- **Directions for this task**
Will you transcribe all the entries word for word, skipping the pictures they hold?

>> Start Supplied material

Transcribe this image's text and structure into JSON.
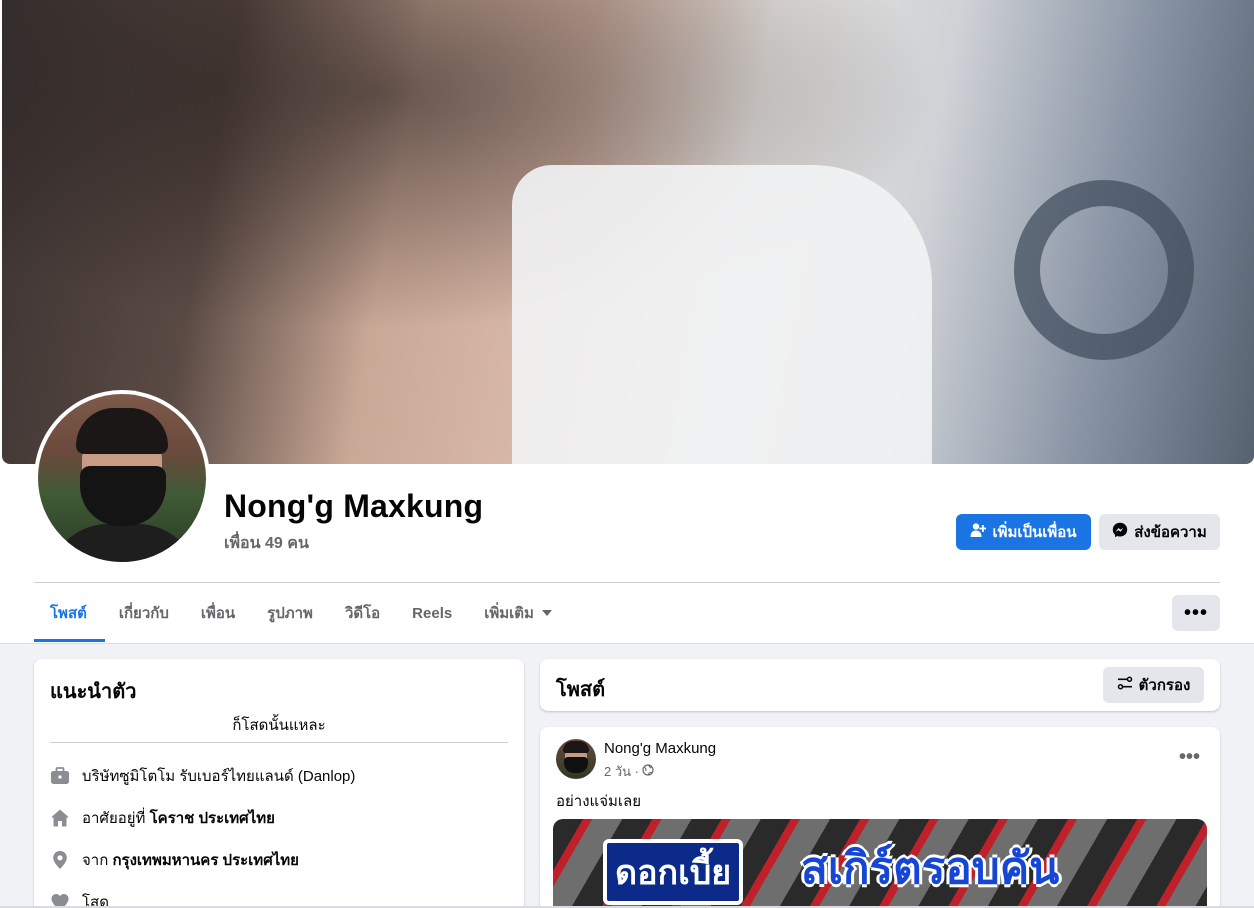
{
  "profile": {
    "name": "Nong'g Maxkung",
    "friends": "เพื่อน 49 คน",
    "add_friend_label": "เพิ่มเป็นเพื่อน",
    "message_label": "ส่งข้อความ"
  },
  "tabs": [
    {
      "label": "โพสต์",
      "active": true
    },
    {
      "label": "เกี่ยวกับ"
    },
    {
      "label": "เพื่อน"
    },
    {
      "label": "รูปภาพ"
    },
    {
      "label": "วิดีโอ"
    },
    {
      "label": "Reels"
    },
    {
      "label": "เพิ่มเติม"
    }
  ],
  "more_label": "•••",
  "intro": {
    "title": "แนะนำตัว",
    "bio": "ก็โสดนั้นแหละ",
    "work": "บริษัทซูมิโตโม รับเบอร์ไทยแลนด์ (Danlop)",
    "lives_prefix": "อาศัยอยู่ที่",
    "lives_place": "โคราช ประเทศไทย",
    "from_prefix": "จาก",
    "from_place": "กรุงเทพมหานคร ประเทศไทย",
    "relationship": "โสด"
  },
  "posts": {
    "title": "โพสต์",
    "filter_label": "ตัวกรอง",
    "first": {
      "author": "Nong'g Maxkung",
      "time": "2 วัน ·",
      "text": "อย่างแจ่มเลย",
      "image_text_1": "ดอกเบี้ย",
      "image_text_2": "สเกิร์ตรอบคัน"
    }
  },
  "colors": {
    "accent": "#1b74e4",
    "secondary_button": "#e4e6eb",
    "page_bg": "#f0f2f5",
    "muted_text": "#65676b"
  }
}
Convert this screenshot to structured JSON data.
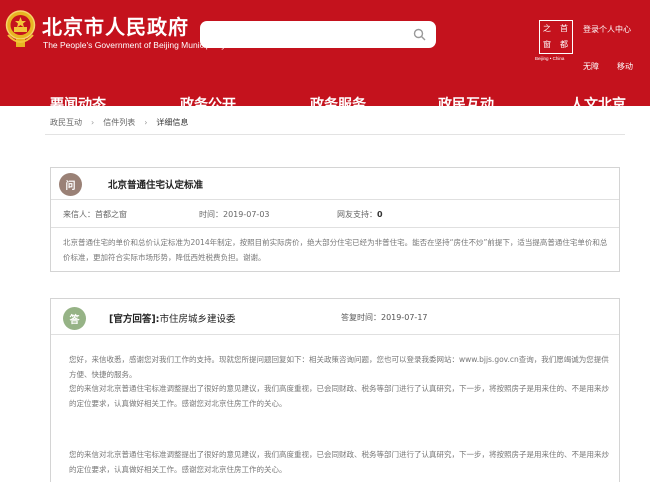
{
  "header": {
    "site_title": "北京市人民政府",
    "site_subtitle": "The People's Government of Beijing Municipality",
    "search": {
      "value": "",
      "placeholder": ""
    },
    "logo_badge": {
      "chars": [
        "之",
        "首",
        "窗",
        "都"
      ],
      "caption": "Beijing • China"
    },
    "user_center": "登录个人中心",
    "accessibility": "无障",
    "mobile": "移动",
    "colors": {
      "primary": "#c4121d"
    }
  },
  "nav": [
    "要闻动态",
    "政务公开",
    "政务服务",
    "政民互动",
    "人文北京"
  ],
  "breadcrumb": [
    "政民互动",
    "信件列表",
    "详细信息"
  ],
  "question": {
    "badge": "问",
    "title": "北京普通住宅认定标准",
    "sender_label": "来信人：",
    "sender": "首都之窗",
    "time_label": "时间：",
    "time": "2019-07-03",
    "support_label": "网友支持：",
    "support": "0",
    "body": "北京普通住宅的单价和总价认定标准为2014年制定，按照目前实际房价，绝大部分住宅已经为非普住宅。能否在坚持“房住不炒”前提下，适当提高普通住宅单价和总价标准，更加符合实际市场形势，降低西姓税费负担。谢谢。"
  },
  "answer": {
    "badge": "答",
    "tag": "[官方回答]:",
    "org": "市住房城乡建设委",
    "date_label": "答复时间：",
    "date": "2019-07-17",
    "paragraphs": [
      "您好，来信收悉，感谢您对我们工作的支持。现就您所提问题回复如下：相关政策咨询问题，您也可以登录我委网站：www.bjjs.gov.cn查询，我们愿竭诚为您提供方便、快捷的服务。",
      "您的来信对北京普通住宅标准调整提出了很好的意见建议，我们高度重视，已会同财政、税务等部门进行了认真研究，下一步，将按照房子是用来住的、不是用来炒的定位要求，认真做好相关工作。感谢您对北京住房工作的关心。",
      "您的来信对北京普通住宅标准调整提出了很好的意见建议，我们高度重视，已会同财政、税务等部门进行了认真研究，下一步，将按照房子是用来住的、不是用来炒的定位要求，认真做好相关工作。感谢您对北京住房工作的关心。"
    ],
    "colors": {
      "answer_badge": "#96b386",
      "question_badge": "#9a8176"
    }
  }
}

>> End Supplied material

- **Correct response**
Transcribe this image's text and structure into JSON.
{
  "profile": {
    "name": "Nong'g Maxkung",
    "friends": "เพื่อน 49 คน",
    "add_friend_label": "เพิ่มเป็นเพื่อน",
    "message_label": "ส่งข้อความ"
  },
  "tabs": [
    {
      "label": "โพสต์",
      "active": true
    },
    {
      "label": "เกี่ยวกับ"
    },
    {
      "label": "เพื่อน"
    },
    {
      "label": "รูปภาพ"
    },
    {
      "label": "วิดีโอ"
    },
    {
      "label": "Reels"
    },
    {
      "label": "เพิ่มเติม"
    }
  ],
  "more_label": "•••",
  "intro": {
    "title": "แนะนำตัว",
    "bio": "ก็โสดนั้นแหละ",
    "work": "บริษัทซูมิโตโม รับเบอร์ไทยแลนด์ (Danlop)",
    "lives_prefix": "อาศัยอยู่ที่",
    "lives_place": "โคราช ประเทศไทย",
    "from_prefix": "จาก",
    "from_place": "กรุงเทพมหานคร ประเทศไทย",
    "relationship": "โสด"
  },
  "posts": {
    "title": "โพสต์",
    "filter_label": "ตัวกรอง",
    "first": {
      "author": "Nong'g Maxkung",
      "time": "2 วัน ·",
      "text": "อย่างแจ่มเลย",
      "image_text_1": "ดอกเบี้ย",
      "image_text_2": "สเกิร์ตรอบคัน"
    }
  },
  "colors": {
    "accent": "#1b74e4",
    "secondary_button": "#e4e6eb",
    "page_bg": "#f0f2f5",
    "muted_text": "#65676b"
  }
}
Convert this screenshot to structured JSON data.
{
  "header": {
    "site_title": "北京市人民政府",
    "site_subtitle": "The People's Government of Beijing Municipality",
    "search": {
      "value": "",
      "placeholder": ""
    },
    "logo_badge": {
      "chars": [
        "之",
        "首",
        "窗",
        "都"
      ],
      "caption": "Beijing • China"
    },
    "user_center": "登录个人中心",
    "accessibility": "无障",
    "mobile": "移动",
    "colors": {
      "primary": "#c4121d"
    }
  },
  "nav": [
    "要闻动态",
    "政务公开",
    "政务服务",
    "政民互动",
    "人文北京"
  ],
  "breadcrumb": [
    "政民互动",
    "信件列表",
    "详细信息"
  ],
  "question": {
    "badge": "问",
    "title": "北京普通住宅认定标准",
    "sender_label": "来信人：",
    "sender": "首都之窗",
    "time_label": "时间：",
    "time": "2019-07-03",
    "support_label": "网友支持：",
    "support": "0",
    "body": "北京普通住宅的单价和总价认定标准为2014年制定，按照目前实际房价，绝大部分住宅已经为非普住宅。能否在坚持“房住不炒”前提下，适当提高普通住宅单价和总价标准，更加符合实际市场形势，降低西姓税费负担。谢谢。"
  },
  "answer": {
    "badge": "答",
    "tag": "[官方回答]:",
    "org": "市住房城乡建设委",
    "date_label": "答复时间：",
    "date": "2019-07-17",
    "paragraphs": [
      "您好，来信收悉，感谢您对我们工作的支持。现就您所提问题回复如下：相关政策咨询问题，您也可以登录我委网站：www.bjjs.gov.cn查询，我们愿竭诚为您提供方便、快捷的服务。",
      "您的来信对北京普通住宅标准调整提出了很好的意见建议，我们高度重视，已会同财政、税务等部门进行了认真研究，下一步，将按照房子是用来住的、不是用来炒的定位要求，认真做好相关工作。感谢您对北京住房工作的关心。",
      "您的来信对北京普通住宅标准调整提出了很好的意见建议，我们高度重视，已会同财政、税务等部门进行了认真研究，下一步，将按照房子是用来住的、不是用来炒的定位要求，认真做好相关工作。感谢您对北京住房工作的关心。"
    ],
    "colors": {
      "answer_badge": "#96b386",
      "question_badge": "#9a8176"
    }
  }
}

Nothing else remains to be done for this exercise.